### DIRECTIONS FOR THIS TASK
The records that follow are to be transcribed in full, without their images.

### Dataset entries
----------

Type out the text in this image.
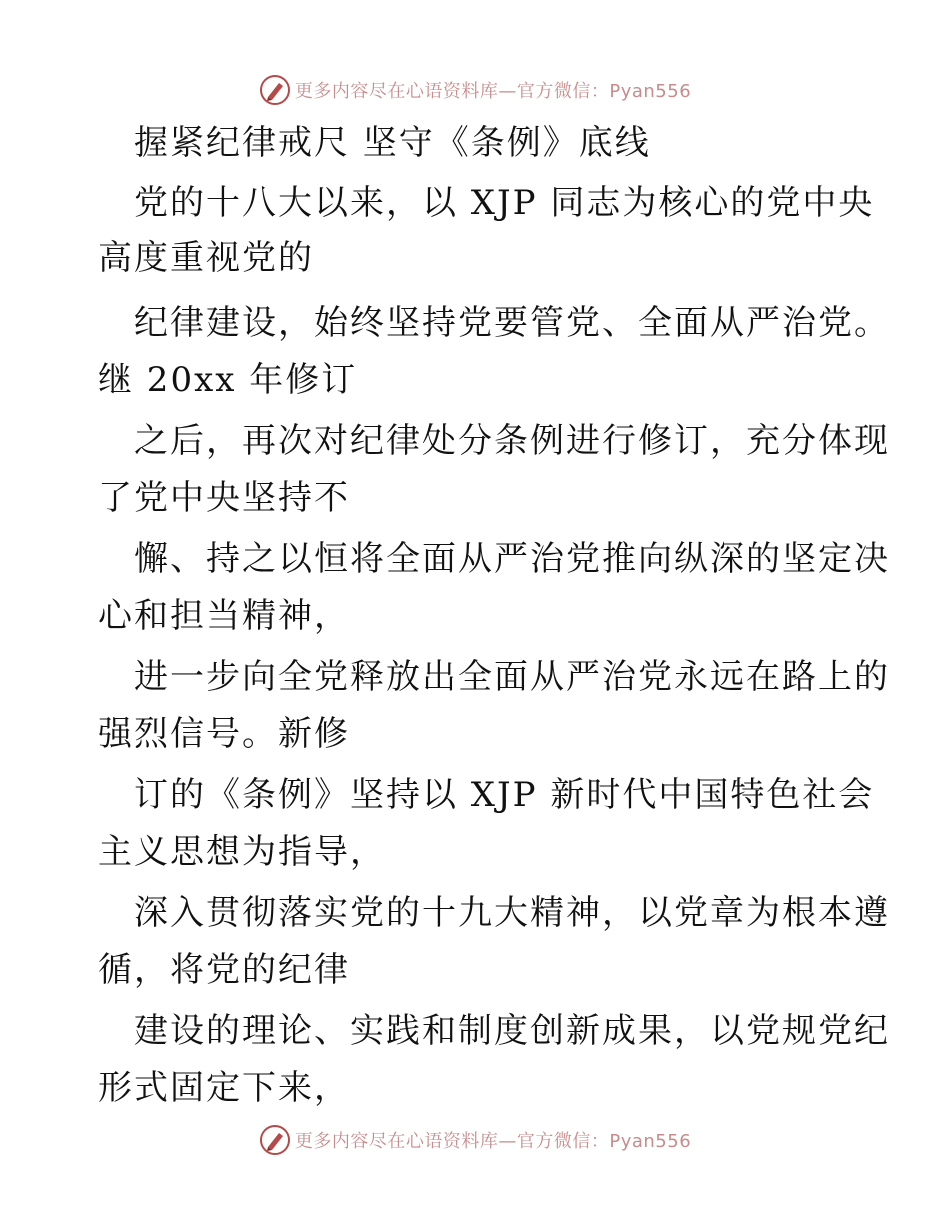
更多内容尽在心语资料库—官方微信：Pyan556
握紧纪律戒尺 坚守《条例》底线
党的十八大以来，以 XJP 同志为核心的党中央
高度重视党的
纪律建设，始终坚持党要管党、全面从严治党。
继 20xx 年修订
之后，再次对纪律处分条例进行修订，充分体现
了党中央坚持不
懈、持之以恒将全面从严治党推向纵深的坚定决
心和担当精神，
进一步向全党释放出全面从严治党永远在路上的
强烈信号。新修
订的《条例》坚持以 XJP 新时代中国特色社会
主义思想为指导，
深入贯彻落实党的十九大精神，以党章为根本遵
循，将党的纪律
建设的理论、实践和制度创新成果，以党规党纪
形式固定下来，
更多内容尽在心语资料库—官方微信：Pyan556
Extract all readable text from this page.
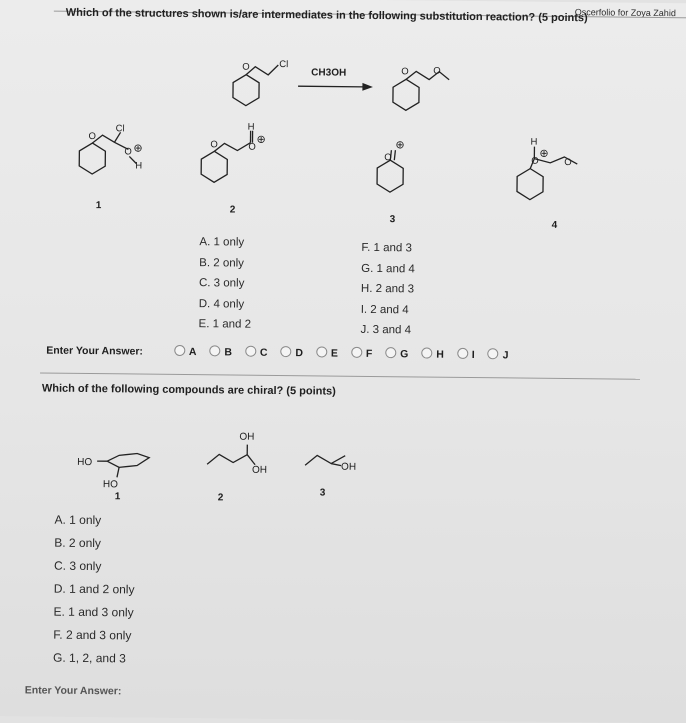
Oscerfolio for Zoya Zahid
Which of the structures shown is/are intermediates in the following substitution reaction? (5 points)
O	Cl
O	O
O
Cl
O ⊕
H
O
H
O
⊕
O
⊕	H
O
⊕
O
1	2
3
4
CH3OH
A. 1 only
B. 2 only
C. 3 only
D. 4 only
E. 1 and 2
F. 1 and 3
G. 1 and 4
H. 2 and 3
I. 2 and 4
J. 3 and 4
Enter Your Answer:	A	B	C	D	E	F	G	H	I	J
Which of the following compounds are chiral? (5 points)
HO
HO
OH
OH	OH
1	2	3
A. 1 only
B. 2 only
C. 3 only
D. 1 and 2 only
E. 1 and 3 only
F. 2 and 3 only
G. 1, 2, and 3
Enter Your Answer:
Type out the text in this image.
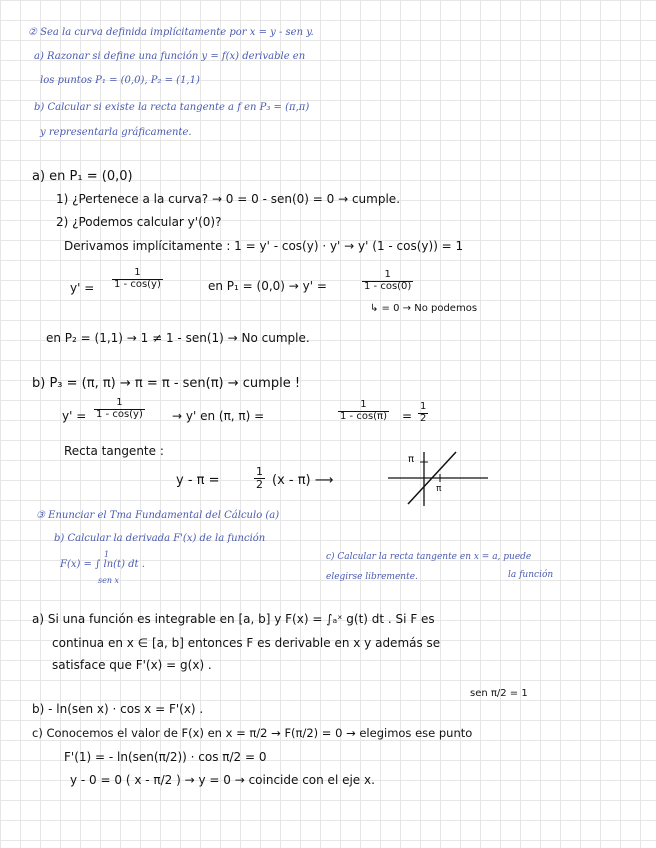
② Sea la curva definida implícitamente por x = y - sen y.
a) Razonar si define una función y = f(x) derivable en
los puntos P₁ = (0,0), P₂ = (1,1)
b) Calcular si existe la recta tangente a f en P₃ = (π,π)
y representarla gráficamente.
a) en P₁ = (0,0)
1) ¿Pertenece a la curva? → 0 = 0 - sen(0) = 0 → cumple.
2) ¿Podemos calcular y'(0)?
Derivamos implícitamente : 1 = y' - cos(y) · y' → y' (1 - cos(y)) = 1
$y' = \frac{1}{1 - \cos(y)}$	en P₁ = (0,0) → y' =	$\frac{1}{1 - \cos(0)}$
↳ = 0 → No podemos
en P₂ = (1,1) → 1 ≠ 1 - sen(1) → No cumple.
b) P₃ = (π, π) → π = π - sen(π) → cumple !
$y' = \frac{1}{1 - \cos(y)} \to y'$ en (π, π) =	$\frac{1}{1 - \cos(\pi)} = \frac{1}{2}$
Recta tangente :
y - π =	$\frac{1}{2} (x - \pi)$ ⟶
π
π
③ Enunciar el Tma Fundamental del Cálculo (a)
b) Calcular la derivada F'(x) de la función
F(x) = ∫ ln(t) dt .
sen x
1	c) Calcular la recta tangente en x = a, puede
elegirse libremente.	la función
a) Si una función es integrable en [a, b] y F(x) = ∫ₐˣ g(t) dt . Si F es
continua en x ∈ [a, b] entonces F es derivable en x y además se
satisface que F'(x) = g(x) .
sen π/2 = 1
b) - ln(sen x) · cos x = F'(x) .
c) Conocemos el valor de F(x) en x = π/2 → F(π/2) = 0 → elegimos ese punto
F'(1) = - ln(sen(π/2)) · cos π/2 = 0
y - 0 = 0 ( x - π/2 ) → y = 0 → coincide con el eje x.
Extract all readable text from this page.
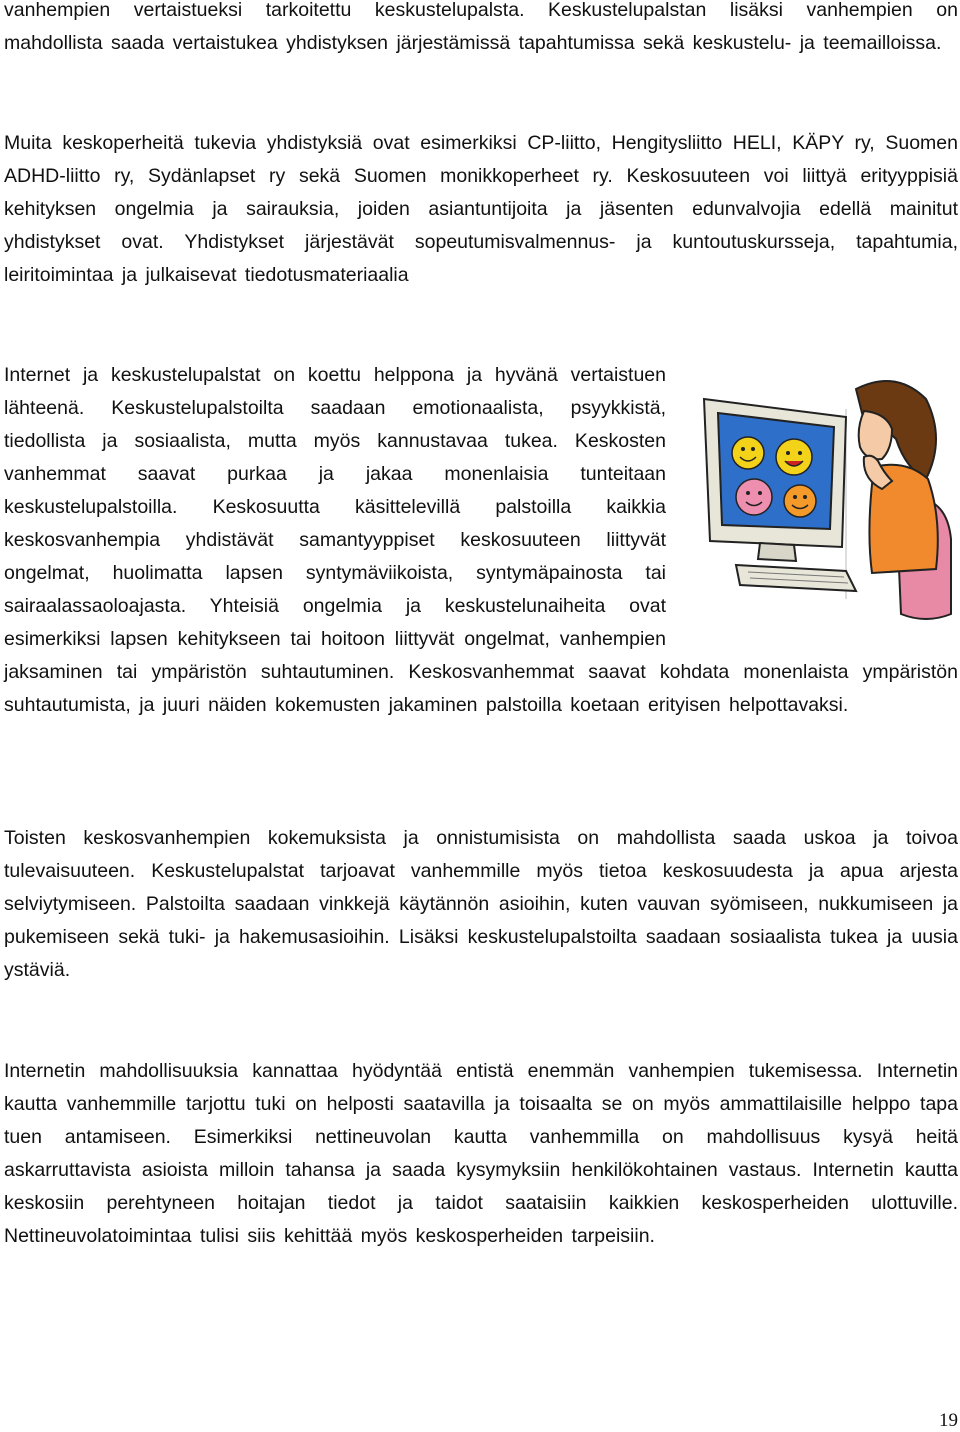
vanhempien vertaistueksi tarkoitettu keskustelupalsta. Keskustelupalstan lisäksi vanhempien on mahdollista saada vertaistukea yhdistyksen järjestämissä tapahtumissa sekä keskustelu- ja teemailloissa.

Muita keskoperheitä tukevia yhdistyksiä ovat esimerkiksi CP-liitto, Hengitysliitto HELI, KÄPY ry, Suomen ADHD-liitto ry, Sydänlapset ry sekä Suomen monikkoperheet ry. Keskosuuteen voi liittyä erityyppisiä kehityksen ongelmia ja sairauksia, joiden asiantuntijoita ja jäsenten edunvalvojia edellä mainitut yhdistykset ovat. Yhdistykset järjestävät sopeutumisvalmennus- ja kuntoutuskursseja, tapahtumia, leiritoimintaa ja julkaisevat tiedotusmateriaalia

Internet ja keskustelupalstat on koettu helppona ja hyvänä vertaistuen lähteenä. Keskustelupalstoilta saadaan emotionaalista, psyykkistä, tiedollista ja sosiaalista, mutta myös kannustavaa tukea. Keskosten vanhemmat saavat purkaa ja jakaa monenlaisia tunteitaan keskustelupalstoilla. Keskosuutta käsittelevillä palstoilla kaikkia keskosvanhempia yhdistävät samantyyppiset keskosuuteen liittyvät ongelmat, huolimatta lapsen syntymäviikoista, syntymäpainosta tai sairaalassaoloajasta. Yhteisiä ongelmia ja keskustelunaiheita ovat esimerkiksi lapsen kehitykseen tai hoitoon liittyvät ongelmat, vanhempien jaksaminen tai ympäristön suhtautuminen. Keskosvanhemmat saavat kohdata monenlaista ympäristön suhtautumista, ja juuri näiden kokemusten jakaminen palstoilla koetaan erityisen helpottavaksi.

Toisten keskosvanhempien kokemuksista ja onnistumisista on mahdollista saada uskoa ja toivoa tulevaisuuteen. Keskustelupalstat tarjoavat vanhemmille myös tietoa keskosuudesta ja apua arjesta selviytymiseen. Palstoilta saadaan vinkkejä käytännön asioihin, kuten vauvan syömiseen, nukkumiseen ja pukemiseen sekä tuki- ja hakemusasioihin. Lisäksi keskustelupalstoilta saadaan sosiaalista tukea ja uusia ystäviä.

Internetin mahdollisuuksia kannattaa hyödyntää entistä enemmän vanhempien tukemisessa. Internetin kautta vanhemmille tarjottu tuki on helposti saatavilla ja toisaalta se on myös ammattilaisille helppo tapa tuen antamiseen. Esimerkiksi nettineuvolan kautta vanhemmilla on mahdollisuus kysyä heitä askarruttavista asioista milloin tahansa ja saada kysymyksiin henkilökohtainen vastaus. Internetin kautta keskosiin perehtyneen hoitajan tiedot ja taidot saataisiin kaikkien keskosperheiden ulottuville. Nettineuvolatoimintaa tulisi siis kehittää myös keskosperheiden tarpeisiin.

19
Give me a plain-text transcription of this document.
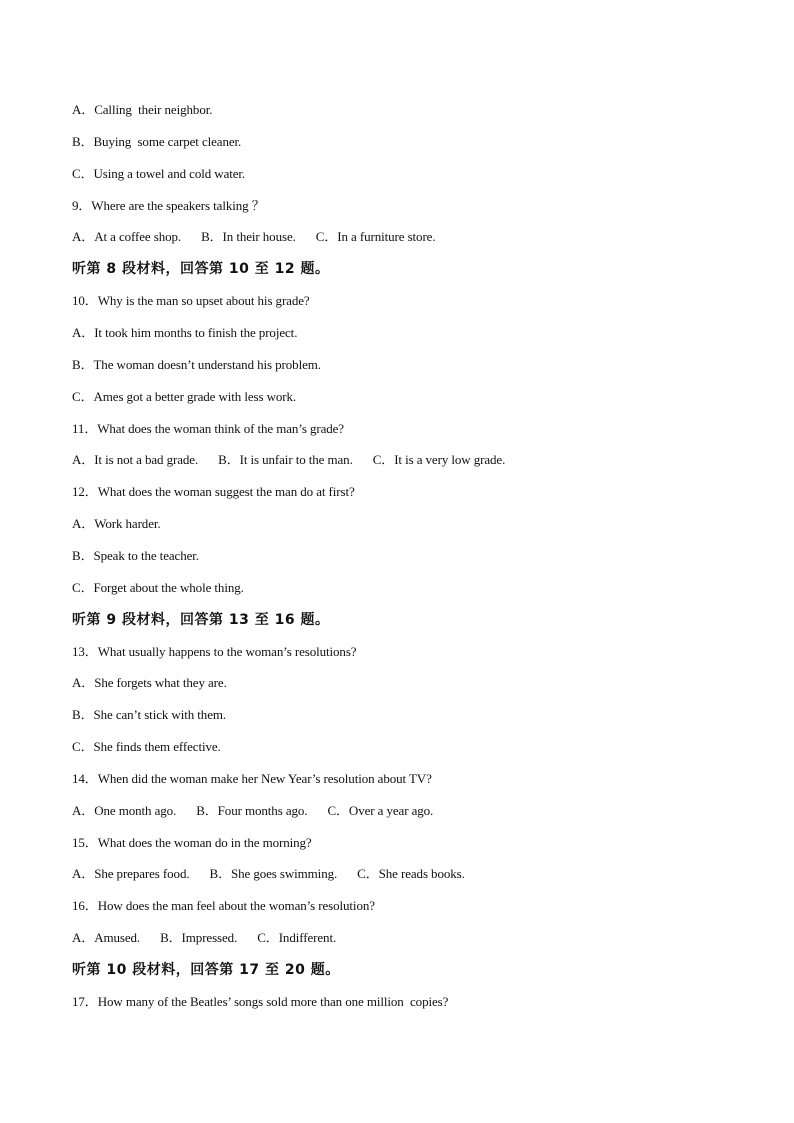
A．Calling  their neighbor.
B．Buying  some carpet cleaner.
C．Using a towel and cold water.
9．Where are the speakers talking ？
A．At a coffee shop. B．In their house. C．In a furniture store.
听第 8 段材料，回答第 10 至 12 题。
10．Why is the man so upset about his grade?
A．It took him months to finish the project.
B．The woman doesn’t understand his problem.
C．Ames got a better grade with less work.
11．What does the woman think of the man’s grade?
A．It is not a bad grade. B．It is unfair to the man. C．It is a very low grade.
12．What does the woman suggest the man do at first?
A．Work harder.
B．Speak to the teacher.
C．Forget about the whole thing.
听第 9 段材料，回答第 13 至 16 题。
13．What usually happens to the woman’s resolutions?
A．She forgets what they are.
B．She can’t stick with them.
C．She finds them effective.
14．When did the woman make her New Year’s resolution about TV?
A．One month ago. B．Four months ago. C．Over a year ago.
15．What does the woman do in the morning?
A．She prepares food. B．She goes swimming. C．She reads books.
16．How does the man feel about the woman’s resolution?
A．Amused. B．Impressed. C．Indifferent.
听第 10 段材料，回答第 17 至 20 题。
17．How many of the Beatles’ songs sold more than one million  copies?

----------

### FULL SOLUTION
Type out the text in this image.
更多内容尽在心语资料库—官方微信：Pyan556
握紧纪律戒尺 坚守《条例》底线
党的十八大以来，以 XJP 同志为核心的党中央
高度重视党的
纪律建设，始终坚持党要管党、全面从严治党。
继 20xx 年修订
之后，再次对纪律处分条例进行修订，充分体现
了党中央坚持不
懈、持之以恒将全面从严治党推向纵深的坚定决
心和担当精神，
进一步向全党释放出全面从严治党永远在路上的
强烈信号。新修
订的《条例》坚持以 XJP 新时代中国特色社会
主义思想为指导，
深入贯彻落实党的十九大精神，以党章为根本遵
循，将党的纪律
建设的理论、实践和制度创新成果，以党规党纪
形式固定下来，
更多内容尽在心语资料库—官方微信：Pyan556
Extract all readable text from this page.
Oscerfolio for Zoya Zahid
Which of the structures shown is/are intermediates in the following substitution reaction? (5 points)
O	Cl
O	O
O
Cl
O ⊕
H
O
H
O
⊕
O
⊕	H
O
⊕
O
1	2
3
4
CH3OH
A. 1 only
B. 2 only
C. 3 only
D. 4 only
E. 1 and 2
F. 1 and 3
G. 1 and 4
H. 2 and 3
I. 2 and 4
J. 3 and 4
Enter Your Answer:	A	B	C	D	E	F	G	H	I	J
Which of the following compounds are chiral? (5 points)
HO
HO
OH
OH	OH
1	2	3
A. 1 only
B. 2 only
C. 3 only
D. 1 and 2 only
E. 1 and 3 only
F. 2 and 3 only
G. 1, 2, and 3
Enter Your Answer:
Type out the text in this image.
② Sea la curva definida implícitamente por x = y - sen y.
a) Razonar si define una función y = f(x) derivable en
los puntos P₁ = (0,0), P₂ = (1,1)
b) Calcular si existe la recta tangente a f en P₃ = (π,π)
y representarla gráficamente.
a) en P₁ = (0,0)
1) ¿Pertenece a la curva? → 0 = 0 - sen(0) = 0 → cumple.
2) ¿Podemos calcular y'(0)?
Derivamos implícitamente : 1 = y' - cos(y) · y' → y' (1 - cos(y)) = 1
$y' = \frac{1}{1 - \cos(y)}$	en P₁ = (0,0) → y' =	$\frac{1}{1 - \cos(0)}$
↳ = 0 → No podemos
en P₂ = (1,1) → 1 ≠ 1 - sen(1) → No cumple.
b) P₃ = (π, π) → π = π - sen(π) → cumple !
$y' = \frac{1}{1 - \cos(y)} \to y'$ en (π, π) =	$\frac{1}{1 - \cos(\pi)} = \frac{1}{2}$
Recta tangente :
y - π =	$\frac{1}{2} (x - \pi)$ ⟶
π
π
③ Enunciar el Tma Fundamental del Cálculo (a)
b) Calcular la derivada F'(x) de la función
F(x) = ∫ ln(t) dt .
sen x
1	c) Calcular la recta tangente en x = a, puede
elegirse libremente.	la función
a) Si una función es integrable en [a, b] y F(x) = ∫ₐˣ g(t) dt . Si F es
continua en x ∈ [a, b] entonces F es derivable en x y además se
satisface que F'(x) = g(x) .
sen π/2 = 1
b) - ln(sen x) · cos x = F'(x) .
c) Conocemos el valor de F(x) en x = π/2 → F(π/2) = 0 → elegimos ese punto
F'(1) = - ln(sen(π/2)) · cos π/2 = 0
y - 0 = 0 ( x - π/2 ) → y = 0 → coincide con el eje x.
Extract all readable text from this page.
vanhempien vertaistueksi tarkoitettu keskustelupalsta. Keskustelupalstan lisäksi vanhempien on mahdollista saada vertaistukea yhdistyksen järjestämissä tapahtumissa sekä keskustelu- ja teemailloissa.

Muita keskoperheitä tukevia yhdistyksiä ovat esimerkiksi CP-liitto, Hengitysliitto HELI, KÄPY ry, Suomen ADHD-liitto ry, Sydänlapset ry sekä Suomen monikkoperheet ry. Keskosuuteen voi liittyä erityyppisiä kehityksen ongelmia ja sairauksia, joiden asiantuntijoita ja jäsenten edunvalvojia edellä mainitut yhdistykset ovat. Yhdistykset järjestävät sopeutumisvalmennus- ja kuntoutuskursseja, tapahtumia, leiritoimintaa ja julkaisevat tiedotusmateriaalia

Internet ja keskustelupalstat on koettu helppona ja hyvänä vertaistuen lähteenä. Keskustelupalstoilta saadaan emotionaalista, psyykkistä, tiedollista ja sosiaalista, mutta myös kannustavaa tukea. Keskosten vanhemmat saavat purkaa ja jakaa monenlaisia tunteitaan keskustelupalstoilla. Keskosuutta käsittelevillä palstoilla kaikkia keskosvanhempia yhdistävät samantyyppiset keskosuuteen liittyvät ongelmat, huolimatta lapsen syntymäviikoista, syntymäpainosta tai sairaalassaoloajasta. Yhteisiä ongelmia ja keskustelunaiheita ovat esimerkiksi lapsen kehitykseen tai hoitoon liittyvät ongelmat, vanhempien jaksaminen tai ympäristön suhtautuminen. Keskosvanhemmat saavat kohdata monenlaista ympäristön suhtautumista, ja juuri näiden kokemusten jakaminen palstoilla koetaan erityisen helpottavaksi.

Toisten keskosvanhempien kokemuksista ja onnistumisista on mahdollista saada uskoa ja toivoa tulevaisuuteen. Keskustelupalstat tarjoavat vanhemmille myös tietoa keskosuudesta ja apua arjesta selviytymiseen. Palstoilta saadaan vinkkejä käytännön asioihin, kuten vauvan syömiseen, nukkumiseen ja pukemiseen sekä tuki- ja hakemusasioihin. Lisäksi keskustelupalstoilta saadaan sosiaalista tukea ja uusia ystäviä.

Internetin mahdollisuuksia kannattaa hyödyntää entistä enemmän vanhempien tukemisessa. Internetin kautta vanhemmille tarjottu tuki on helposti saatavilla ja toisaalta se on myös ammattilaisille helppo tapa tuen antamiseen. Esimerkiksi nettineuvolan kautta vanhemmilla on mahdollisuus kysyä heitä askarruttavista asioista milloin tahansa ja saada kysymyksiin henkilökohtainen vastaus. Internetin kautta keskosiin perehtyneen hoitajan tiedot ja taidot saataisiin kaikkien keskosperheiden ulottuville. Nettineuvolatoimintaa tulisi siis kehittää myös keskosperheiden tarpeisiin.

19
Give me a plain-text transcription of this document.
A．Calling  their neighbor.
B．Buying  some carpet cleaner.
C．Using a towel and cold water.
9．Where are the speakers talking ？
A．At a coffee shop. B．In their house. C．In a furniture store.
听第 8 段材料，回答第 10 至 12 题。
10．Why is the man so upset about his grade?
A．It took him months to finish the project.
B．The woman doesn’t understand his problem.
C．Ames got a better grade with less work.
11．What does the woman think of the man’s grade?
A．It is not a bad grade. B．It is unfair to the man. C．It is a very low grade.
12．What does the woman suggest the man do at first?
A．Work harder.
B．Speak to the teacher.
C．Forget about the whole thing.
听第 9 段材料，回答第 13 至 16 题。
13．What usually happens to the woman’s resolutions?
A．She forgets what they are.
B．She can’t stick with them.
C．She finds them effective.
14．When did the woman make her New Year’s resolution about TV?
A．One month ago. B．Four months ago. C．Over a year ago.
15．What does the woman do in the morning?
A．She prepares food. B．She goes swimming. C．She reads books.
16．How does the man feel about the woman’s resolution?
A．Amused. B．Impressed. C．Indifferent.
听第 10 段材料，回答第 17 至 20 题。
17．How many of the Beatles’ songs sold more than one million  copies?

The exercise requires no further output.